**What is asked**: Locate every line in the records below that contains the word "TradingView", and copy each one.

**Dataset rows**:
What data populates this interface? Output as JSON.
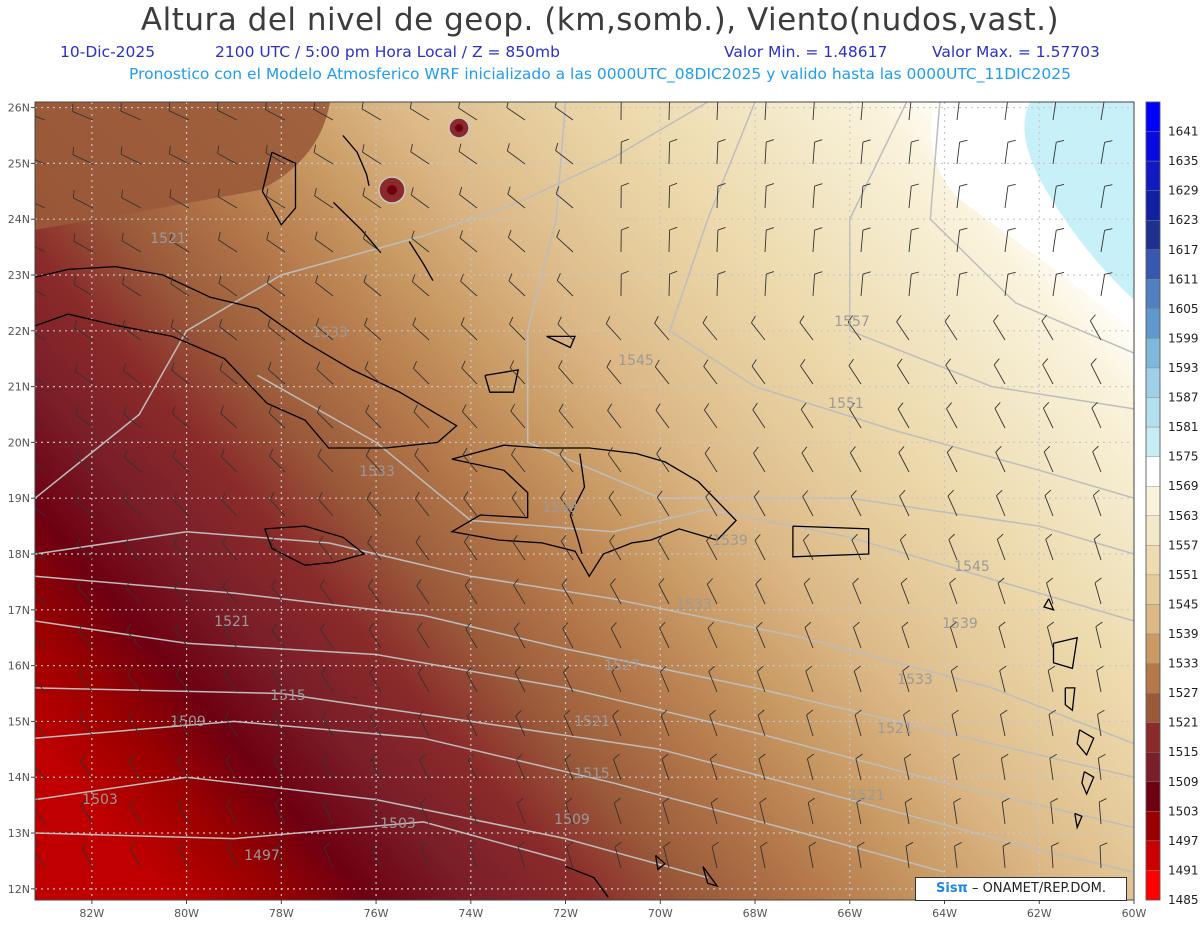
{
  "header": {
    "title": "Altura del nivel de geop. (km,somb.), Viento(nudos,vast.)",
    "date": "10-Dic-2025",
    "time": "2100 UTC / 5:00 pm Hora Local / Z = 850mb",
    "vmin": "Valor Min. = 1.48617",
    "vmax": "Valor Max. = 1.57703",
    "subtitle": "Pronostico con el Modelo Atmosferico WRF inicializado a las 0000UTC_08DIC2025 y valido hasta las  0000UTC_11DIC2025"
  },
  "map": {
    "lon_range": [
      -83.2,
      -60
    ],
    "lat_range": [
      11.8,
      26.1
    ],
    "lat_labels": [
      "26N",
      "25N",
      "24N",
      "23N",
      "22N",
      "21N",
      "20N",
      "19N",
      "18N",
      "17N",
      "16N",
      "15N",
      "14N",
      "13N",
      "12N"
    ],
    "lon_labels": [
      "82W",
      "80W",
      "78W",
      "76W",
      "74W",
      "72W",
      "70W",
      "68W",
      "66W",
      "64W",
      "62W",
      "60W"
    ],
    "contour_labels": [
      "1521",
      "1533",
      "1557",
      "1545",
      "1551",
      "1533",
      "1539",
      "1539",
      "1545",
      "1533",
      "1539",
      "1521",
      "1527",
      "1533",
      "1521",
      "1515",
      "1509",
      "1521",
      "1515",
      "1503",
      "1509",
      "1503",
      "1497",
      "1521"
    ]
  },
  "colorbar": {
    "values": [
      "1641",
      "1635",
      "1629",
      "1623",
      "1617",
      "1611",
      "1605",
      "1599",
      "1593",
      "1587",
      "1581",
      "1575",
      "1569",
      "1563",
      "1557",
      "1551",
      "1545",
      "1539",
      "1533",
      "1527",
      "1521",
      "1515",
      "1509",
      "1503",
      "1497",
      "1491",
      "1485"
    ],
    "colors": [
      "#0000ff",
      "#0a0ae0",
      "#101ac0",
      "#1020a0",
      "#203090",
      "#3858b0",
      "#5080c0",
      "#6098cc",
      "#80b8dc",
      "#a0d0e8",
      "#b4e0ee",
      "#c8ecf4",
      "#ffffff",
      "#faf3dc",
      "#f3e8c8",
      "#eedcb0",
      "#e6cc9c",
      "#dcb886",
      "#c99a64",
      "#b4784a",
      "#9a5a3a",
      "#8a2a2a",
      "#7a1e28",
      "#6e0012",
      "#9a0000",
      "#cc0000",
      "#ff0000"
    ]
  },
  "legend": {
    "credit_brand": "Sisπ",
    "credit_text": " – ONAMET/REP.DOM."
  }
}
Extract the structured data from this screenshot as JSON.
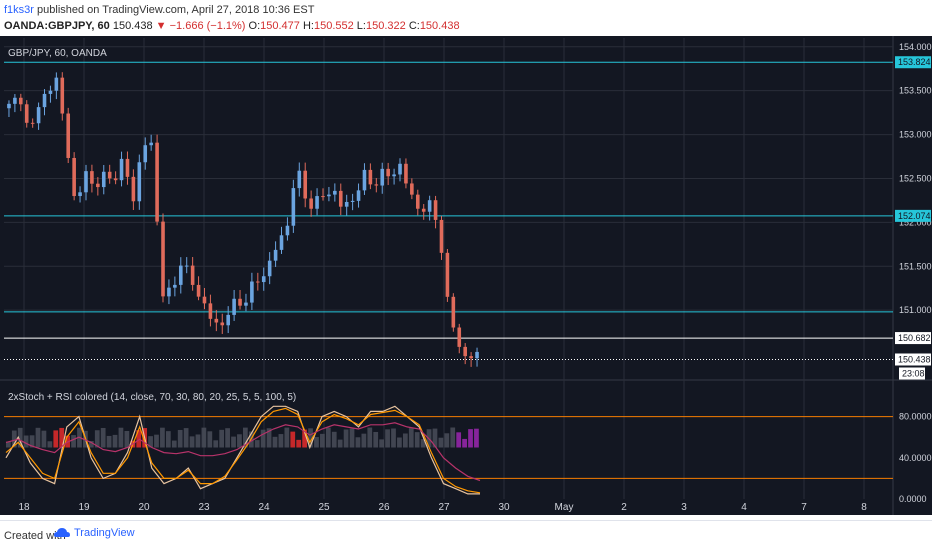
{
  "header": {
    "user": "f1ks3r",
    "published_text": "published on TradingView.com, April 27, 2018 10:36 EST",
    "symbol": "OANDA:GBPJPY, 60",
    "price": "150.438",
    "change": "−1.666 (−1.1%)",
    "open_label": "O:",
    "open": "150.477",
    "high_label": "H:",
    "high": "150.552",
    "low_label": "L:",
    "low": "150.322",
    "close_label": "C:",
    "close": "150.438"
  },
  "footer": {
    "created_with": "Created with",
    "brand": "TradingView"
  },
  "colors": {
    "background": "#131722",
    "grid": "#2a2e39",
    "up": "#6ba4e0",
    "down": "#e06b5b",
    "level_line": "#26c6da",
    "band_line": "#f57c00",
    "stoch1": "#e8c4a0",
    "stoch2": "#ff9800",
    "rsi": "#b8336a"
  },
  "chart_data": [
    {
      "type": "candlestick",
      "title": "GBP/JPY, 60, OANDA",
      "ylim": [
        150.25,
        154.1
      ],
      "yticks": [
        "154.000",
        "153.500",
        "153.000",
        "152.500",
        "152.000",
        "151.500",
        "151.000"
      ],
      "xticks": [
        "18",
        "19",
        "20",
        "23",
        "24",
        "25",
        "26",
        "27",
        "30",
        "May",
        "2",
        "3",
        "4",
        "7",
        "8"
      ],
      "grid": true,
      "horizontal_levels": [
        {
          "label": "153.824",
          "value": 153.824,
          "color": "#26c6da"
        },
        {
          "label": "152.074",
          "value": 152.074,
          "color": "#26c6da"
        },
        {
          "value": 150.98,
          "color": "#26c6da"
        },
        {
          "label": "150.682",
          "value": 150.682,
          "color": "#ffffff"
        }
      ],
      "last_price": {
        "label": "150.438",
        "value": 150.438,
        "countdown": "23:08"
      },
      "price_path": [
        153.3,
        153.45,
        153.1,
        153.2,
        153.6,
        153.55,
        153.0,
        152.1,
        152.6,
        152.4,
        152.5,
        152.55,
        152.65,
        152.3,
        152.85,
        152.9,
        151.2,
        151.15,
        151.6,
        151.3,
        151.2,
        150.9,
        150.8,
        151.0,
        151.05,
        151.2,
        151.3,
        151.5,
        151.7,
        151.9,
        152.6,
        152.3,
        152.2,
        152.3,
        152.4,
        152.1,
        152.3,
        152.5,
        152.45,
        152.55,
        152.5,
        152.7,
        152.25,
        152.2,
        152.15,
        152.0,
        151.0,
        150.6,
        150.48,
        150.438
      ]
    },
    {
      "type": "line",
      "title": "2xStoch + RSI colored (14, close, 70, 30, 80, 20, 25, 5, 5, 100, 5)",
      "ylim": [
        0,
        100
      ],
      "yticks": [
        "80.0000",
        "40.0000",
        "0.0000"
      ],
      "bands": [
        80,
        20
      ],
      "series": [
        {
          "values": [
            40,
            60,
            35,
            20,
            15,
            70,
            80,
            40,
            20,
            25,
            45,
            80,
            30,
            15,
            20,
            30,
            10,
            15,
            20,
            40,
            60,
            80,
            90,
            90,
            85,
            50,
            80,
            85,
            80,
            70,
            85,
            85,
            90,
            80,
            70,
            40,
            15,
            10,
            5,
            5
          ]
        },
        {
          "values": [
            45,
            55,
            40,
            25,
            20,
            60,
            75,
            45,
            25,
            25,
            40,
            70,
            35,
            20,
            20,
            28,
            15,
            15,
            22,
            38,
            55,
            75,
            85,
            88,
            82,
            55,
            75,
            82,
            78,
            72,
            82,
            84,
            86,
            80,
            72,
            45,
            20,
            12,
            8,
            6
          ]
        },
        {
          "values": [
            55,
            58,
            52,
            48,
            45,
            55,
            60,
            55,
            48,
            46,
            50,
            58,
            50,
            45,
            44,
            46,
            42,
            42,
            44,
            48,
            55,
            62,
            68,
            72,
            70,
            62,
            68,
            72,
            70,
            68,
            72,
            72,
            74,
            70,
            68,
            56,
            40,
            30,
            22,
            18
          ]
        }
      ]
    }
  ]
}
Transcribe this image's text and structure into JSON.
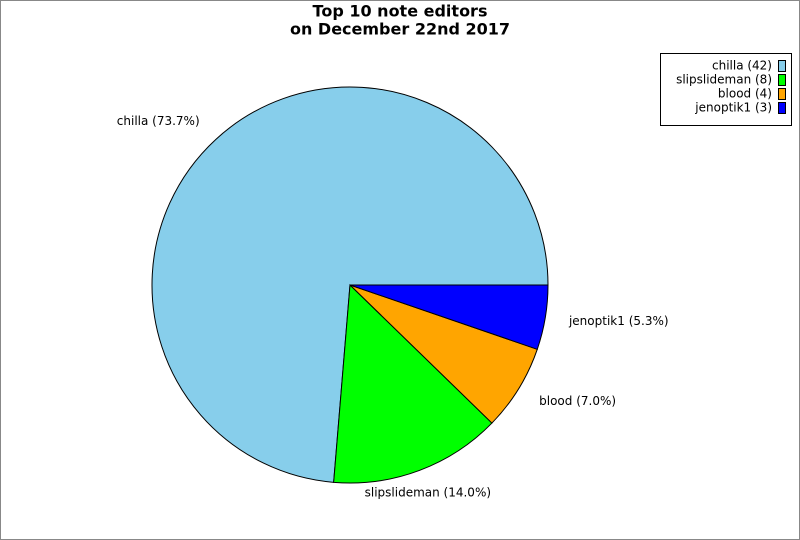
{
  "chart_data": {
    "type": "pie",
    "title": [
      "Top 10 note editors",
      "on December 22nd 2017"
    ],
    "categories": [
      "chilla",
      "slipslideman",
      "blood",
      "jenoptik1"
    ],
    "values": [
      42,
      8,
      4,
      3
    ],
    "colors": [
      "#87ceeb",
      "#00ff00",
      "#ffa500",
      "#0000ff"
    ],
    "slice_labels": [
      "chilla (73.7%)",
      "slipslideman (14.0%)",
      "blood (7.0%)",
      "jenoptik1 (5.3%)"
    ],
    "legend_labels": [
      "chilla (42)",
      "slipslideman (8)",
      "blood (4)",
      "jenoptik1 (3)"
    ],
    "legend": "upper right"
  }
}
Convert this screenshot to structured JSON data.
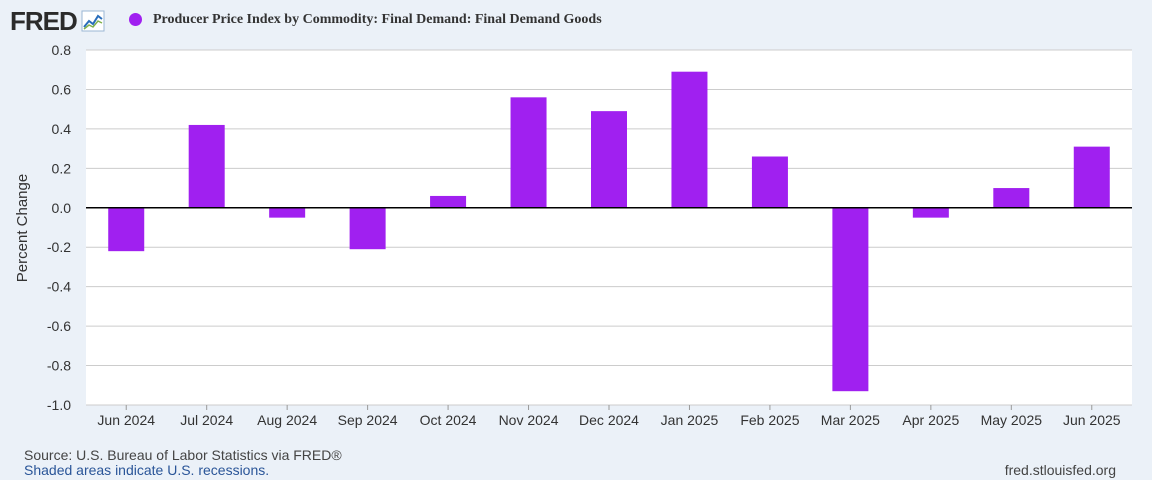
{
  "header": {
    "logo_text": "FRED",
    "logo_icon": "line-chart-icon"
  },
  "colors": {
    "bar": "#a020f0",
    "plot_bg": "#ffffff",
    "grid": "#cccccc",
    "zero_line": "#000000",
    "page_bg": "#ebf1f8"
  },
  "chart_data": {
    "type": "bar",
    "title": "Producer Price Index by Commodity: Final Demand: Final Demand Goods",
    "series_name": "Producer Price Index by Commodity: Final Demand: Final Demand Goods",
    "xlabel": "",
    "ylabel": "Percent Change",
    "ylim": [
      -1.0,
      0.8
    ],
    "yticks": [
      -1.0,
      -0.8,
      -0.6,
      -0.4,
      -0.2,
      0.0,
      0.2,
      0.4,
      0.6,
      0.8
    ],
    "ytick_labels": [
      "-1.0",
      "-0.8",
      "-0.6",
      "-0.4",
      "-0.2",
      "0.0",
      "0.2",
      "0.4",
      "0.6",
      "0.8"
    ],
    "grid": true,
    "categories": [
      "Jun 2024",
      "Jul 2024",
      "Aug 2024",
      "Sep 2024",
      "Oct 2024",
      "Nov 2024",
      "Dec 2024",
      "Jan 2025",
      "Feb 2025",
      "Mar 2025",
      "Apr 2025",
      "May 2025",
      "Jun 2025"
    ],
    "values": [
      -0.22,
      0.42,
      -0.05,
      -0.21,
      0.06,
      0.56,
      0.49,
      0.69,
      0.26,
      -0.93,
      -0.05,
      0.1,
      0.31
    ]
  },
  "footer": {
    "source": "Source: U.S. Bureau of Labor Statistics via FRED®",
    "recession_note": "Shaded areas indicate U.S. recessions.",
    "url": "fred.stlouisfed.org"
  }
}
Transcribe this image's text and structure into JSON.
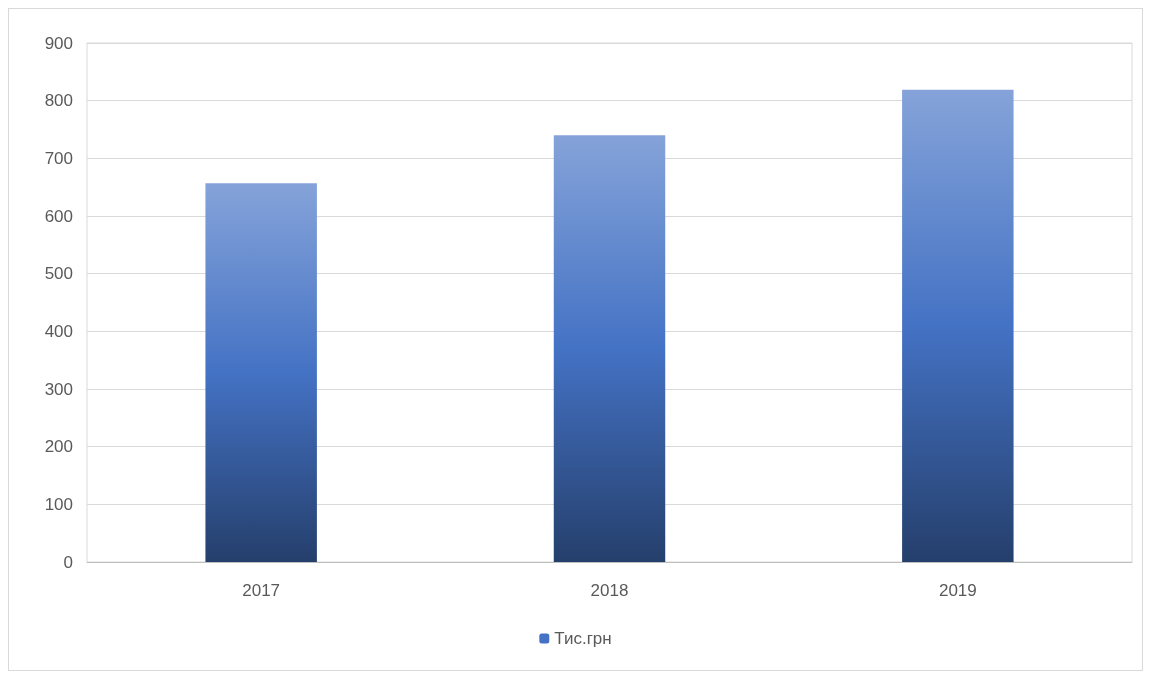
{
  "chart_data": {
    "type": "bar",
    "categories": [
      "2017",
      "2018",
      "2019"
    ],
    "series": [
      {
        "name": "Тис.грн",
        "color": "#4472c4",
        "values": [
          657,
          740,
          819
        ]
      }
    ],
    "ylim": [
      0,
      900
    ],
    "yticks": [
      0,
      100,
      200,
      300,
      400,
      500,
      600,
      700,
      800,
      900
    ],
    "grid": "y",
    "legend": "bottom"
  }
}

**Reply**:
    "published_text": "published on TradingView.com, April 27, 2018 10:36 EST",
    "brand": "TradingView"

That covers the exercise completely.